## To do
Output each entry below as it stands, leaving out every picture.

## Dataset records

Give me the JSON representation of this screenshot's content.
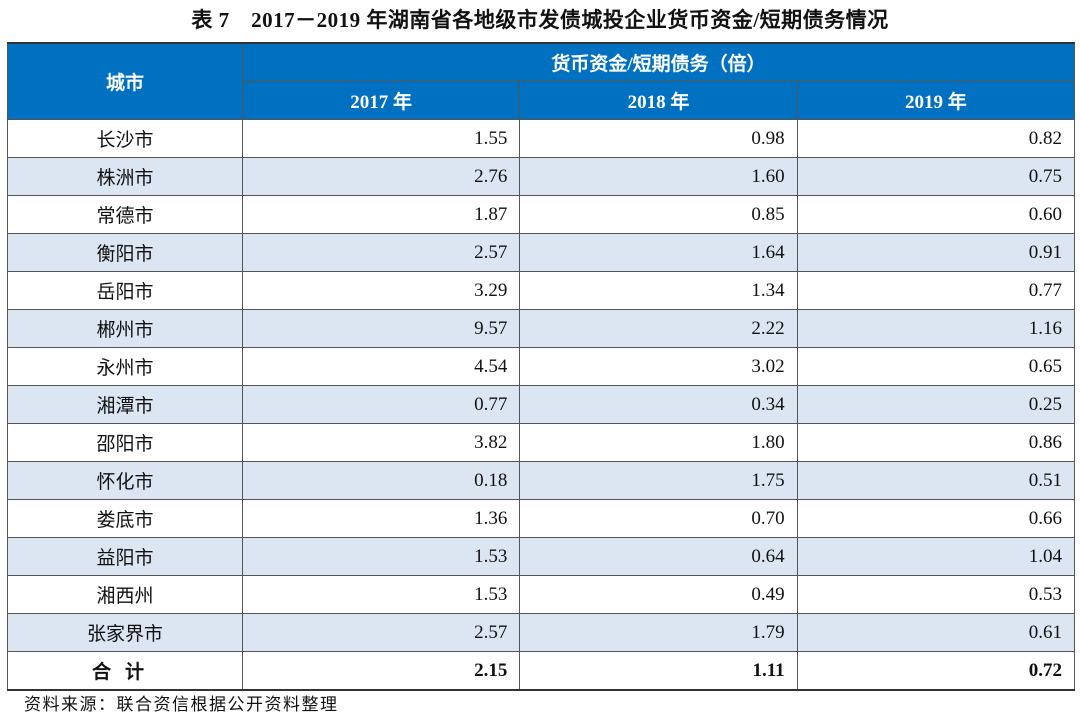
{
  "title": "表 7　2017－2019 年湖南省各地级市发债城投企业货币资金/短期债务情况",
  "header": {
    "city": "城市",
    "group": "货币资金/短期债务（倍）",
    "years": [
      "2017 年",
      "2018 年",
      "2019 年"
    ]
  },
  "rows": [
    {
      "city": "长沙市",
      "values": [
        "1.55",
        "0.98",
        "0.82"
      ]
    },
    {
      "city": "株洲市",
      "values": [
        "2.76",
        "1.60",
        "0.75"
      ]
    },
    {
      "city": "常德市",
      "values": [
        "1.87",
        "0.85",
        "0.60"
      ]
    },
    {
      "city": "衡阳市",
      "values": [
        "2.57",
        "1.64",
        "0.91"
      ]
    },
    {
      "city": "岳阳市",
      "values": [
        "3.29",
        "1.34",
        "0.77"
      ]
    },
    {
      "city": "郴州市",
      "values": [
        "9.57",
        "2.22",
        "1.16"
      ]
    },
    {
      "city": "永州市",
      "values": [
        "4.54",
        "3.02",
        "0.65"
      ]
    },
    {
      "city": "湘潭市",
      "values": [
        "0.77",
        "0.34",
        "0.25"
      ]
    },
    {
      "city": "邵阳市",
      "values": [
        "3.82",
        "1.80",
        "0.86"
      ]
    },
    {
      "city": "怀化市",
      "values": [
        "0.18",
        "1.75",
        "0.51"
      ]
    },
    {
      "city": "娄底市",
      "values": [
        "1.36",
        "0.70",
        "0.66"
      ]
    },
    {
      "city": "益阳市",
      "values": [
        "1.53",
        "0.64",
        "1.04"
      ]
    },
    {
      "city": "湘西州",
      "values": [
        "1.53",
        "0.49",
        "0.53"
      ]
    },
    {
      "city": "张家界市",
      "values": [
        "2.57",
        "1.79",
        "0.61"
      ]
    }
  ],
  "total": {
    "city": "合计",
    "values": [
      "2.15",
      "1.11",
      "0.72"
    ]
  },
  "source": "资料来源：联合资信根据公开资料整理",
  "colors": {
    "header": "#0070c0",
    "alt_row": "#dce6f2"
  }
}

## Answer
Give me the JSON representation of this screenshot's content.
{
  "title": "表 7　2017－2019 年湖南省各地级市发债城投企业货币资金/短期债务情况",
  "header": {
    "city": "城市",
    "group": "货币资金/短期债务（倍）",
    "years": [
      "2017 年",
      "2018 年",
      "2019 年"
    ]
  },
  "rows": [
    {
      "city": "长沙市",
      "values": [
        "1.55",
        "0.98",
        "0.82"
      ]
    },
    {
      "city": "株洲市",
      "values": [
        "2.76",
        "1.60",
        "0.75"
      ]
    },
    {
      "city": "常德市",
      "values": [
        "1.87",
        "0.85",
        "0.60"
      ]
    },
    {
      "city": "衡阳市",
      "values": [
        "2.57",
        "1.64",
        "0.91"
      ]
    },
    {
      "city": "岳阳市",
      "values": [
        "3.29",
        "1.34",
        "0.77"
      ]
    },
    {
      "city": "郴州市",
      "values": [
        "9.57",
        "2.22",
        "1.16"
      ]
    },
    {
      "city": "永州市",
      "values": [
        "4.54",
        "3.02",
        "0.65"
      ]
    },
    {
      "city": "湘潭市",
      "values": [
        "0.77",
        "0.34",
        "0.25"
      ]
    },
    {
      "city": "邵阳市",
      "values": [
        "3.82",
        "1.80",
        "0.86"
      ]
    },
    {
      "city": "怀化市",
      "values": [
        "0.18",
        "1.75",
        "0.51"
      ]
    },
    {
      "city": "娄底市",
      "values": [
        "1.36",
        "0.70",
        "0.66"
      ]
    },
    {
      "city": "益阳市",
      "values": [
        "1.53",
        "0.64",
        "1.04"
      ]
    },
    {
      "city": "湘西州",
      "values": [
        "1.53",
        "0.49",
        "0.53"
      ]
    },
    {
      "city": "张家界市",
      "values": [
        "2.57",
        "1.79",
        "0.61"
      ]
    }
  ],
  "total": {
    "city": "合计",
    "values": [
      "2.15",
      "1.11",
      "0.72"
    ]
  },
  "source": "资料来源：联合资信根据公开资料整理",
  "colors": {
    "header": "#0070c0",
    "alt_row": "#dce6f2"
  }
}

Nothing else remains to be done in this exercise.